> **Set task**:
Reproduce the entries in full, with no changes.

= = = =

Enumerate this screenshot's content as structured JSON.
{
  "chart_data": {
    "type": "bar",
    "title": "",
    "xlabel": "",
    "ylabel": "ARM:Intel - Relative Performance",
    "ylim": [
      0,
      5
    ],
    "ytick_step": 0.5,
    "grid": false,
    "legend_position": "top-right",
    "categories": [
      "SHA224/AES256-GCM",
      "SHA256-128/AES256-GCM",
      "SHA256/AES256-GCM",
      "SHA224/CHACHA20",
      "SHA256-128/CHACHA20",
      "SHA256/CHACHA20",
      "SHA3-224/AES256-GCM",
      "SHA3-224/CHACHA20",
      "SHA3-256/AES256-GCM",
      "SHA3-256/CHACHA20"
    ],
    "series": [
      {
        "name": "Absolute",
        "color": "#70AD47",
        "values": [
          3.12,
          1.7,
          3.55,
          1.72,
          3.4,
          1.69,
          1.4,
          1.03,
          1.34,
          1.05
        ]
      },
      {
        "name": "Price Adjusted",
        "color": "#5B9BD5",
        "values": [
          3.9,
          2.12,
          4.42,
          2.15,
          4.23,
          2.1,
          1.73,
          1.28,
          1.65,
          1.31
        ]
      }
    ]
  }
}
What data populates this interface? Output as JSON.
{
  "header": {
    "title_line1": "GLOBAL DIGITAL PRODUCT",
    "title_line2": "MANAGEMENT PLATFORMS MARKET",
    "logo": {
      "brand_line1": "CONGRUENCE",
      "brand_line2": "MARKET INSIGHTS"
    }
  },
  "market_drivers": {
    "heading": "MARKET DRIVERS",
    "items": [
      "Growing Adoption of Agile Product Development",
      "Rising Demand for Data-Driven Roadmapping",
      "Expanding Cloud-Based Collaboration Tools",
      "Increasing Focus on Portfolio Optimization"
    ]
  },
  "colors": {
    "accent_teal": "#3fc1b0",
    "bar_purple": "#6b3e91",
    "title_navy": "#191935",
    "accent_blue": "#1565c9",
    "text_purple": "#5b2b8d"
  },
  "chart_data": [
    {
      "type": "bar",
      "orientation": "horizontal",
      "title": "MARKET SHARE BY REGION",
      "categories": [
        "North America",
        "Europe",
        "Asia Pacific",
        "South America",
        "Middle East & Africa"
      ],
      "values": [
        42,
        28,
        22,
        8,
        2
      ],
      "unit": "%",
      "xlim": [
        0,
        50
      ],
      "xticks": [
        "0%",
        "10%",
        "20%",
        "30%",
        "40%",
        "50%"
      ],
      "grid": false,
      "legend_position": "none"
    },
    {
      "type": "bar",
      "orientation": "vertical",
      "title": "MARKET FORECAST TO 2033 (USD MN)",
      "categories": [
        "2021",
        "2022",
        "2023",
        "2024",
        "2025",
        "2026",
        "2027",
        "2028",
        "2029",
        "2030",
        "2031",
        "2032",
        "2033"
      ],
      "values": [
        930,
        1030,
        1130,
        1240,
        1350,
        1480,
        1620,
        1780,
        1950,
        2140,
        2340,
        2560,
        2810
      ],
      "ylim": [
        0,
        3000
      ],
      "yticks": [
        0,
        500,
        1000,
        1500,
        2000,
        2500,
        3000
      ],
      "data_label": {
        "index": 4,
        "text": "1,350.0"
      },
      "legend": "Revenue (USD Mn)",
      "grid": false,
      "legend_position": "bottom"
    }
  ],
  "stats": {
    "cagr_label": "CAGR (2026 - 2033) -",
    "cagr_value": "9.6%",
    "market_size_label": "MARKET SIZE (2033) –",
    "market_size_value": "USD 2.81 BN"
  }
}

= = = =

> **Written response**:
Enumerate this screenshot's content as structured JSON.
{
  "chart_data": {
    "type": "bar",
    "title": "",
    "xlabel": "",
    "ylabel": "ARM:Intel - Relative Performance",
    "ylim": [
      0,
      5
    ],
    "ytick_step": 0.5,
    "grid": false,
    "legend_position": "top-right",
    "categories": [
      "SHA224/AES256-GCM",
      "SHA256-128/AES256-GCM",
      "SHA256/AES256-GCM",
      "SHA224/CHACHA20",
      "SHA256-128/CHACHA20",
      "SHA256/CHACHA20",
      "SHA3-224/AES256-GCM",
      "SHA3-224/CHACHA20",
      "SHA3-256/AES256-GCM",
      "SHA3-256/CHACHA20"
    ],
    "series": [
      {
        "name": "Absolute",
        "color": "#70AD47",
        "values": [
          3.12,
          1.7,
          3.55,
          1.72,
          3.4,
          1.69,
          1.4,
          1.03,
          1.34,
          1.05
        ]
      },
      {
        "name": "Price Adjusted",
        "color": "#5B9BD5",
        "values": [
          3.9,
          2.12,
          4.42,
          2.15,
          4.23,
          2.1,
          1.73,
          1.28,
          1.65,
          1.31
        ]
      }
    ]
  }
}
What data populates this interface? Output as JSON.
{
  "header": {
    "title_line1": "GLOBAL DIGITAL PRODUCT",
    "title_line2": "MANAGEMENT PLATFORMS MARKET",
    "logo": {
      "brand_line1": "CONGRUENCE",
      "brand_line2": "MARKET INSIGHTS"
    }
  },
  "market_drivers": {
    "heading": "MARKET DRIVERS",
    "items": [
      "Growing Adoption of Agile Product Development",
      "Rising Demand for Data-Driven Roadmapping",
      "Expanding Cloud-Based Collaboration Tools",
      "Increasing Focus on Portfolio Optimization"
    ]
  },
  "colors": {
    "accent_teal": "#3fc1b0",
    "bar_purple": "#6b3e91",
    "title_navy": "#191935",
    "accent_blue": "#1565c9",
    "text_purple": "#5b2b8d"
  },
  "chart_data": [
    {
      "type": "bar",
      "orientation": "horizontal",
      "title": "MARKET SHARE BY REGION",
      "categories": [
        "North America",
        "Europe",
        "Asia Pacific",
        "South America",
        "Middle East & Africa"
      ],
      "values": [
        42,
        28,
        22,
        8,
        2
      ],
      "unit": "%",
      "xlim": [
        0,
        50
      ],
      "xticks": [
        "0%",
        "10%",
        "20%",
        "30%",
        "40%",
        "50%"
      ],
      "grid": false,
      "legend_position": "none"
    },
    {
      "type": "bar",
      "orientation": "vertical",
      "title": "MARKET FORECAST TO 2033 (USD MN)",
      "categories": [
        "2021",
        "2022",
        "2023",
        "2024",
        "2025",
        "2026",
        "2027",
        "2028",
        "2029",
        "2030",
        "2031",
        "2032",
        "2033"
      ],
      "values": [
        930,
        1030,
        1130,
        1240,
        1350,
        1480,
        1620,
        1780,
        1950,
        2140,
        2340,
        2560,
        2810
      ],
      "ylim": [
        0,
        3000
      ],
      "yticks": [
        0,
        500,
        1000,
        1500,
        2000,
        2500,
        3000
      ],
      "data_label": {
        "index": 4,
        "text": "1,350.0"
      },
      "legend": "Revenue (USD Mn)",
      "grid": false,
      "legend_position": "bottom"
    }
  ],
  "stats": {
    "cagr_label": "CAGR (2026 - 2033) -",
    "cagr_value": "9.6%",
    "market_size_label": "MARKET SIZE (2033) –",
    "market_size_value": "USD 2.81 BN"
  }
}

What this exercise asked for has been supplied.